● What is required
Collect all lines from the records below that include the word "Machine".

● Task data
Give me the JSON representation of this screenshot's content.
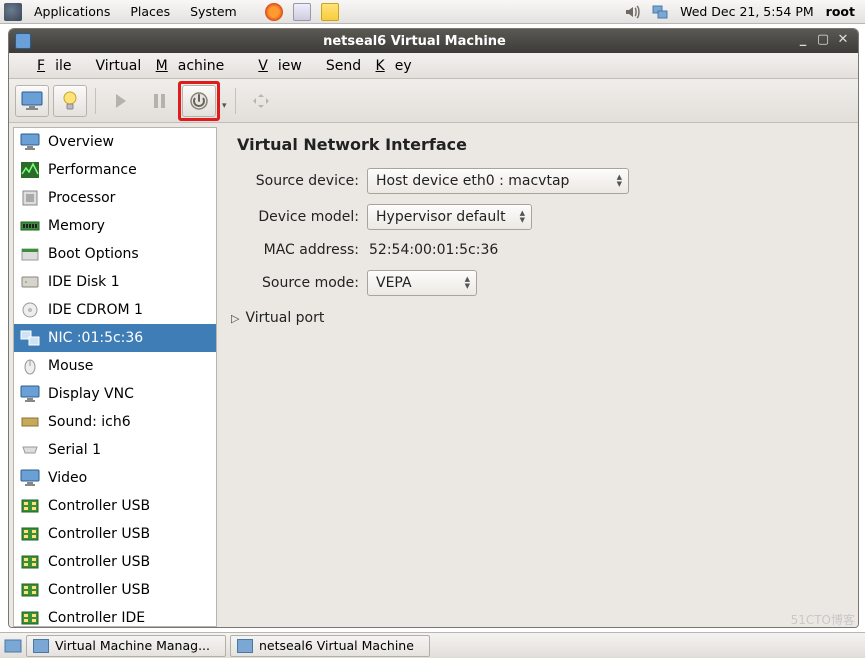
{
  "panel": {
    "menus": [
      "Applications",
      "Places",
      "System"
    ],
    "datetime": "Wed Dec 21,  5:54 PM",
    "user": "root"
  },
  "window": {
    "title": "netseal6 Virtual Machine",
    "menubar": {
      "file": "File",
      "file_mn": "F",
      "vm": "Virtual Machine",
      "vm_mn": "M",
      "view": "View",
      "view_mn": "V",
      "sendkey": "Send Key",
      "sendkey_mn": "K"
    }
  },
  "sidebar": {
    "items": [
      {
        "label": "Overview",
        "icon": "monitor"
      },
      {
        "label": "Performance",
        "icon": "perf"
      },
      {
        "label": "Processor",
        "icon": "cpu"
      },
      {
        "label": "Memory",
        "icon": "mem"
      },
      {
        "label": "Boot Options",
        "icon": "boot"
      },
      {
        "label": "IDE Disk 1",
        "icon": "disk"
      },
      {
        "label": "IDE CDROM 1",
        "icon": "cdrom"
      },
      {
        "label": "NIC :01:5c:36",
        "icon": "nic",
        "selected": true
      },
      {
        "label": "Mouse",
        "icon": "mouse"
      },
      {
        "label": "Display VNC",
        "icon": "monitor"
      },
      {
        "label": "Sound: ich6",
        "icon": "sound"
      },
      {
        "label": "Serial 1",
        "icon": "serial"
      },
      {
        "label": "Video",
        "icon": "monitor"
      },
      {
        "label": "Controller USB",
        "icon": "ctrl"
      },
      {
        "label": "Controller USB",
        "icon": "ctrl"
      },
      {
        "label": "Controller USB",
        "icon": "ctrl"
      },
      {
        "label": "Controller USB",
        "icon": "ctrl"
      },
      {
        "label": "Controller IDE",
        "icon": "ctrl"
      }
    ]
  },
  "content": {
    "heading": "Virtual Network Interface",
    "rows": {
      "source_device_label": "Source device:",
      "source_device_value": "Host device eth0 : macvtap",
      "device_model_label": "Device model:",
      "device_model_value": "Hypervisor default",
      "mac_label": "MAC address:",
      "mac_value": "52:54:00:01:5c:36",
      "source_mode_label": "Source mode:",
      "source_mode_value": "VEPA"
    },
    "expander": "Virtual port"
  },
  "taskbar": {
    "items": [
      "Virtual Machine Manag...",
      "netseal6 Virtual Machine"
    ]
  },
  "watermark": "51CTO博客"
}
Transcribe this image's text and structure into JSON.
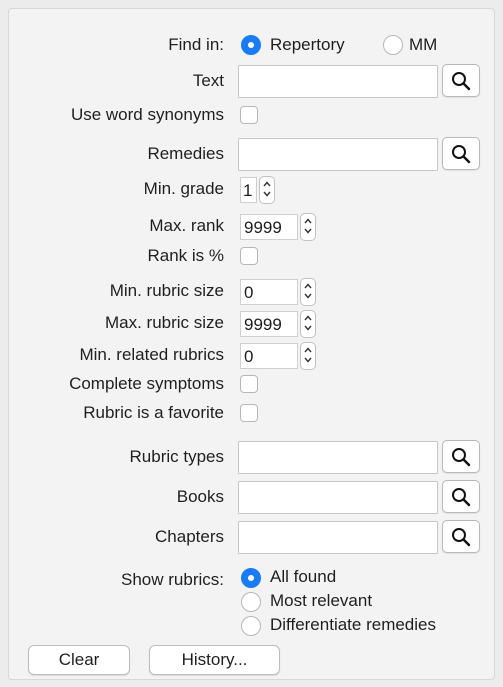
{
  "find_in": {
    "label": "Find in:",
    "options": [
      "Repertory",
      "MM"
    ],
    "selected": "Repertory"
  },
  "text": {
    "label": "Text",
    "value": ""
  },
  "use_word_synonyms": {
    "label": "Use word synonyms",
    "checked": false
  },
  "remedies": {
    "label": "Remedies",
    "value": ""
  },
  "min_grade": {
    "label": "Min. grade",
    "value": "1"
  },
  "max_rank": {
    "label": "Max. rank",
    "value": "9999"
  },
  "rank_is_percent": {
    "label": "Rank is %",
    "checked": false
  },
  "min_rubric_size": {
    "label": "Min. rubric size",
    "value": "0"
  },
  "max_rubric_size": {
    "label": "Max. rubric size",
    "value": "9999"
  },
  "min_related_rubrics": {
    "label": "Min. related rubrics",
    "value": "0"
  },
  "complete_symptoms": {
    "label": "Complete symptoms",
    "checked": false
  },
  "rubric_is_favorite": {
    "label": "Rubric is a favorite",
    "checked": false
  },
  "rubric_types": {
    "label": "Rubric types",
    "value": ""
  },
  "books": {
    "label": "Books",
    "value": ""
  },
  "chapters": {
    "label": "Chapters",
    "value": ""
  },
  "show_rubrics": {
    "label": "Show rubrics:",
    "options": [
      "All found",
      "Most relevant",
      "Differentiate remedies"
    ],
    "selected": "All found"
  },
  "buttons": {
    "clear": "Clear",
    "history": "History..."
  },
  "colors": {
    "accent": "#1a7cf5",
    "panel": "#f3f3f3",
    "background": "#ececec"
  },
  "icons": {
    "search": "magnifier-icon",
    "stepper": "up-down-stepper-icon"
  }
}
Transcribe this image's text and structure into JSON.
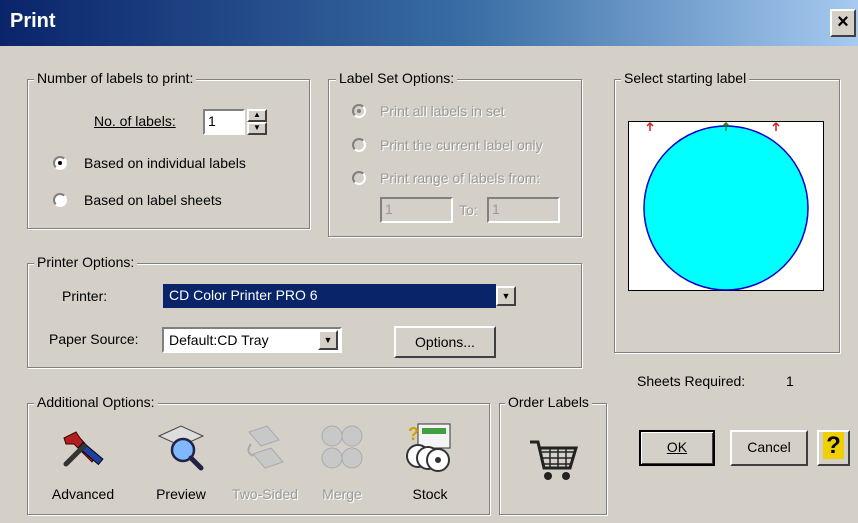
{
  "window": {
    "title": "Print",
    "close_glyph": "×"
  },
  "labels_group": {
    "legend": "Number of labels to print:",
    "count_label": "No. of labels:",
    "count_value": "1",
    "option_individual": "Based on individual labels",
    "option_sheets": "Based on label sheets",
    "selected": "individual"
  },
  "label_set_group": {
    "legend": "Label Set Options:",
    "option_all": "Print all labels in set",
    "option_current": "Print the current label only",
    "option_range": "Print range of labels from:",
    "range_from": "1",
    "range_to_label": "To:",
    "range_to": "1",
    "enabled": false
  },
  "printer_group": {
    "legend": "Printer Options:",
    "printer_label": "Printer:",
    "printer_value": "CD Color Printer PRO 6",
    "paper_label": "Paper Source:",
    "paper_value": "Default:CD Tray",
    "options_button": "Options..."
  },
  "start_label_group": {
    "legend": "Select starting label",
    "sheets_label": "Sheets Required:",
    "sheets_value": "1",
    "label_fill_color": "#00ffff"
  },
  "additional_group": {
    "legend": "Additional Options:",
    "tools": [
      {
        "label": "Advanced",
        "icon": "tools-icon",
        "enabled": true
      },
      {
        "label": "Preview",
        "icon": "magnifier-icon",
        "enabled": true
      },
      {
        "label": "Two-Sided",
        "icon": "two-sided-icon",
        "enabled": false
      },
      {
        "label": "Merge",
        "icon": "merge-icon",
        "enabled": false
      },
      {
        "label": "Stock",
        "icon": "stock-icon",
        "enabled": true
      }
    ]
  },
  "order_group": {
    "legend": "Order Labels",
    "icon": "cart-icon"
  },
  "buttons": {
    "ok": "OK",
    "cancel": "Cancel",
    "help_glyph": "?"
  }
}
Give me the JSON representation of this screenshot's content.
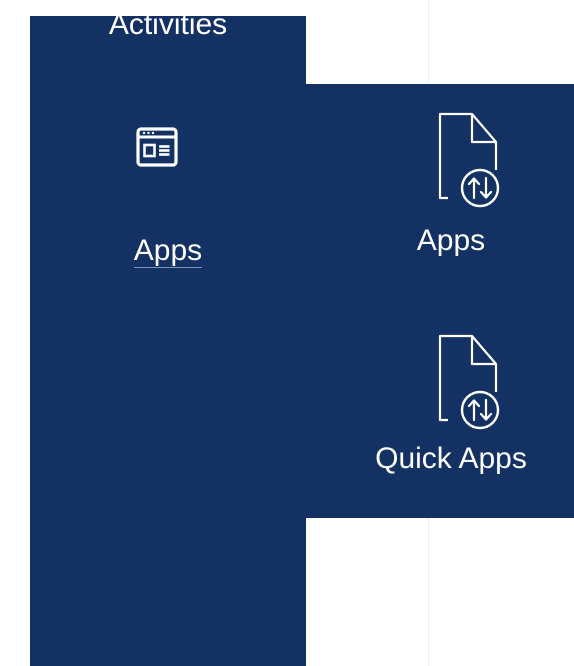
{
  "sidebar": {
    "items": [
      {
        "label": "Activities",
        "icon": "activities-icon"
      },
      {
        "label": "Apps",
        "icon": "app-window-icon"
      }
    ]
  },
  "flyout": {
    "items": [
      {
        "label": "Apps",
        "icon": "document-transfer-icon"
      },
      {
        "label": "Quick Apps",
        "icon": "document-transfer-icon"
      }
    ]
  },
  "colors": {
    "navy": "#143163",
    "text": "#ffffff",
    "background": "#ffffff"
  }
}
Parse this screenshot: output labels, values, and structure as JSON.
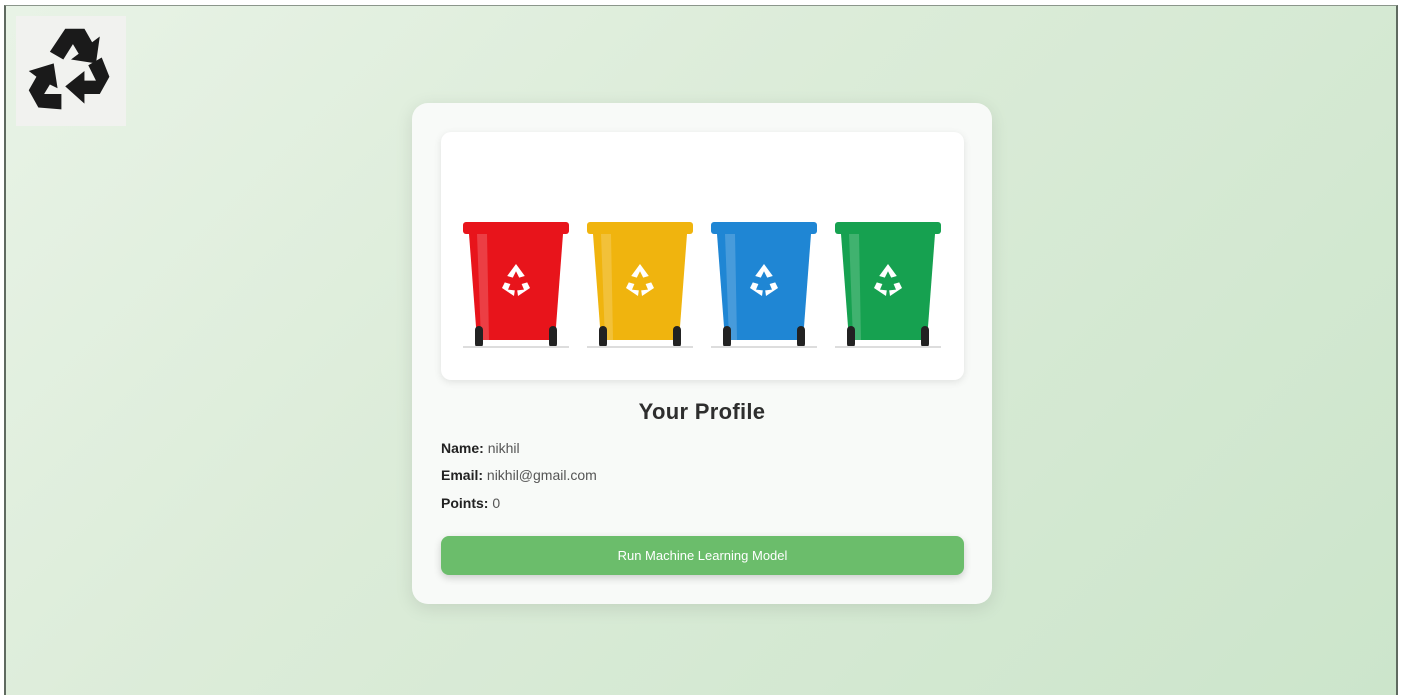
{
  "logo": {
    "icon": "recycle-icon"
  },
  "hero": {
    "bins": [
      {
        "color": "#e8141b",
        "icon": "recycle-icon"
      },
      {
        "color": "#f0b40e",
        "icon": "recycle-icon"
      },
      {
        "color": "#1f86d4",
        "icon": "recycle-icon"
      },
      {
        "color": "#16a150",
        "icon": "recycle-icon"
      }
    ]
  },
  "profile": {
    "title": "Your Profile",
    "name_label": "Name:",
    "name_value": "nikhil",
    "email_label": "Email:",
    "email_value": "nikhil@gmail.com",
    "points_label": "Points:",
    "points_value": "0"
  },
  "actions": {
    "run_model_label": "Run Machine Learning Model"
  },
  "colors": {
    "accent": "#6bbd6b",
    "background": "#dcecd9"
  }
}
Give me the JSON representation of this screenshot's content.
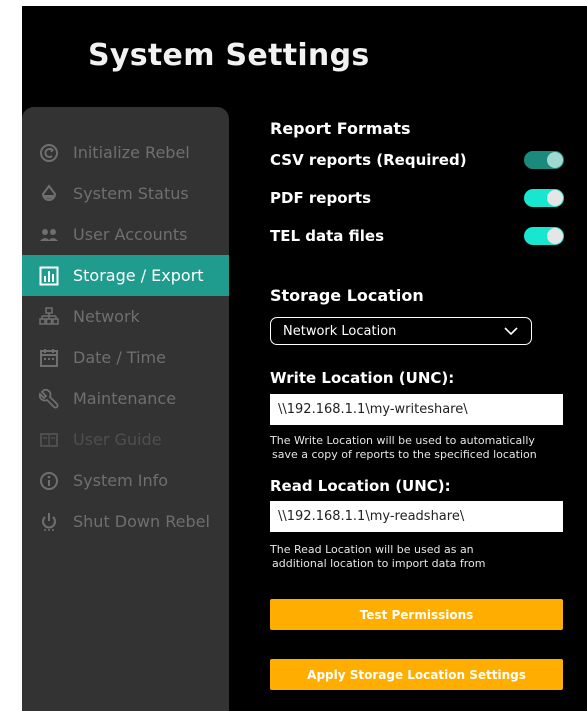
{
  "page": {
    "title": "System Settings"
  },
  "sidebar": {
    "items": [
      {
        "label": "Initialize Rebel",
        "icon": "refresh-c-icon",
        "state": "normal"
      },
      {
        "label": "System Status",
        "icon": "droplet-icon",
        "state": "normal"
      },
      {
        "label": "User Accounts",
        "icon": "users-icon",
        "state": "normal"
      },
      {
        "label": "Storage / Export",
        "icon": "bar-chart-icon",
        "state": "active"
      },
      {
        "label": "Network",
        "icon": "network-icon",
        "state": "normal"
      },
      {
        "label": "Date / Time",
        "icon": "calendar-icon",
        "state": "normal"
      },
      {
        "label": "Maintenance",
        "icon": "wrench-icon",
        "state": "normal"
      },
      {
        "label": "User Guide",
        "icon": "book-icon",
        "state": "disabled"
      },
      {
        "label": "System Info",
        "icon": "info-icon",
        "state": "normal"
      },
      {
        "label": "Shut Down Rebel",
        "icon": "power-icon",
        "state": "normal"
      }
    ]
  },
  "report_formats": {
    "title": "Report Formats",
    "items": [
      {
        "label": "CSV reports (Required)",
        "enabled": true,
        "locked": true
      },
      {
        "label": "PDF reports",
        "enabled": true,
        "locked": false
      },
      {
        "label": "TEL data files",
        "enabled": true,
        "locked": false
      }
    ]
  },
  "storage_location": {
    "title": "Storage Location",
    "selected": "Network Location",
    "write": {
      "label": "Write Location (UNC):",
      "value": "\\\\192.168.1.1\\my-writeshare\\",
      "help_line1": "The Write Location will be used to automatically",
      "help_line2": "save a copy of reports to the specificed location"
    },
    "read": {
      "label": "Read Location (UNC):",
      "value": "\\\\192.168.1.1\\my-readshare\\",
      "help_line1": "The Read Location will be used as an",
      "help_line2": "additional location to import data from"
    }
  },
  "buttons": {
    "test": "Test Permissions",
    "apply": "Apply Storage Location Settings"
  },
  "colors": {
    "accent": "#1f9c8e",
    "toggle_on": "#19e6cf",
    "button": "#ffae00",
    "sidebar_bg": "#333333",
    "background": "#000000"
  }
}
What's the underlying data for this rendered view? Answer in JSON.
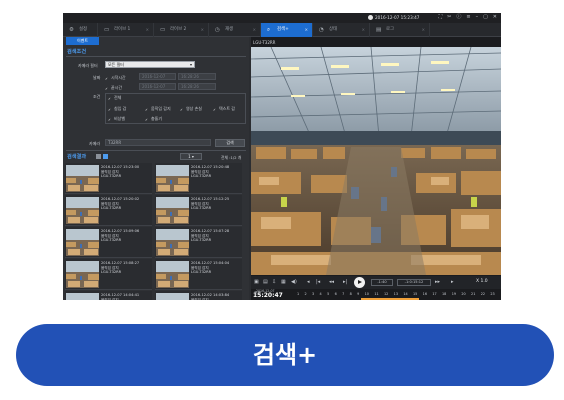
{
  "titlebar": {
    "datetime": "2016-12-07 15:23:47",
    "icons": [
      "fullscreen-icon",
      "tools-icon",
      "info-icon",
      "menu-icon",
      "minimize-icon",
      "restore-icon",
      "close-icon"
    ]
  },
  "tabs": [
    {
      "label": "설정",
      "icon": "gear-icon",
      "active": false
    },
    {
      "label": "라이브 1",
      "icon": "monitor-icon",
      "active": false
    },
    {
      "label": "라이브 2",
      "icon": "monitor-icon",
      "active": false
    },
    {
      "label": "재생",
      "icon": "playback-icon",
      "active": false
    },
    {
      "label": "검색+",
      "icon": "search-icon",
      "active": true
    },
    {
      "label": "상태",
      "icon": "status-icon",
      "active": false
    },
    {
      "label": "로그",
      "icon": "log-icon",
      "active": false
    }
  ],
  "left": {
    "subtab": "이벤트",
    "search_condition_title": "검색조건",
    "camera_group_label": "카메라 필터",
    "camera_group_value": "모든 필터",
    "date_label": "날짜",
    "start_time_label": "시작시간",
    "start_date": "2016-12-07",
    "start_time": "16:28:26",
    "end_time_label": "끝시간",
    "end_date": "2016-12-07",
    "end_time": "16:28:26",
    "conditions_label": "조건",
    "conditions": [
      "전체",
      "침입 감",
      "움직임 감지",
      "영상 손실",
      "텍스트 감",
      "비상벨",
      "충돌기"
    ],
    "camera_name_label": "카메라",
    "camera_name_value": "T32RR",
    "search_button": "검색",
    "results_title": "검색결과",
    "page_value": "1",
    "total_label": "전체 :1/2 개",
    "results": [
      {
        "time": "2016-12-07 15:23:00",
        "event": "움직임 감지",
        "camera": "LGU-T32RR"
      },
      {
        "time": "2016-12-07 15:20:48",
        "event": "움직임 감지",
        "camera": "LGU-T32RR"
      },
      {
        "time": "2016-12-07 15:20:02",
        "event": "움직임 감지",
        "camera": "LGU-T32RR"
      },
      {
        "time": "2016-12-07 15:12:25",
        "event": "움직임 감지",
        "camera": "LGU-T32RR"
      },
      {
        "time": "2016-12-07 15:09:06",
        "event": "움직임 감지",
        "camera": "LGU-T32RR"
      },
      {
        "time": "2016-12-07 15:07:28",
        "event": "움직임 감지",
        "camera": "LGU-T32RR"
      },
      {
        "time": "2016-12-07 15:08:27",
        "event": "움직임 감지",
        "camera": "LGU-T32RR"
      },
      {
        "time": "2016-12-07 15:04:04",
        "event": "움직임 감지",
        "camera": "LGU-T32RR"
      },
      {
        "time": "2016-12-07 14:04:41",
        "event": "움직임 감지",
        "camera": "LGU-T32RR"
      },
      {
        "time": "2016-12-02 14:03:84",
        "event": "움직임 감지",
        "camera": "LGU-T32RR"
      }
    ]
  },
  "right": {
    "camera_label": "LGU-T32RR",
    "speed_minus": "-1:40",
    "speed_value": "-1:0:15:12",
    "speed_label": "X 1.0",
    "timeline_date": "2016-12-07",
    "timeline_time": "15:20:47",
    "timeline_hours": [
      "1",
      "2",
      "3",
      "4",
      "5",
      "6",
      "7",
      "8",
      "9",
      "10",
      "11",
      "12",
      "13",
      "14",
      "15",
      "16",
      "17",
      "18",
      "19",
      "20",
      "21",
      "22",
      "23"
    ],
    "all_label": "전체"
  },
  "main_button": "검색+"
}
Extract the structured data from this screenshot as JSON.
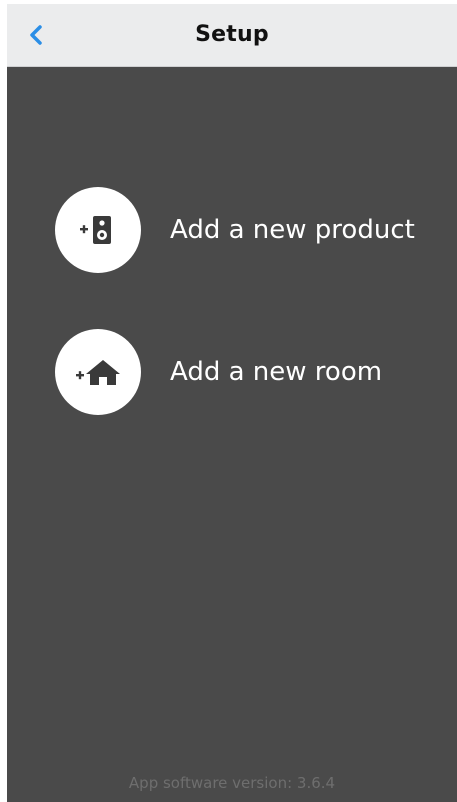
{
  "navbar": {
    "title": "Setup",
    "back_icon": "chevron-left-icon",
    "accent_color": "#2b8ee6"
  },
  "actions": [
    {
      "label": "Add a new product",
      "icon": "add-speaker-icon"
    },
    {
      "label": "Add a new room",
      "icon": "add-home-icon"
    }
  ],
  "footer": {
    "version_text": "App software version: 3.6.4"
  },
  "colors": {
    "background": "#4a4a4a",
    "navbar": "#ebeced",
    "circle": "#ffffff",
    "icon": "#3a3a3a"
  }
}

● Response to this task
    "title": "netseal6 Virtual Machine",
      "vm": "Virtual Machine",
      "Virtual Machine Manag...",
      "netseal6 Virtual Machine"
    "run_model_label": "Run Machine Learning Model"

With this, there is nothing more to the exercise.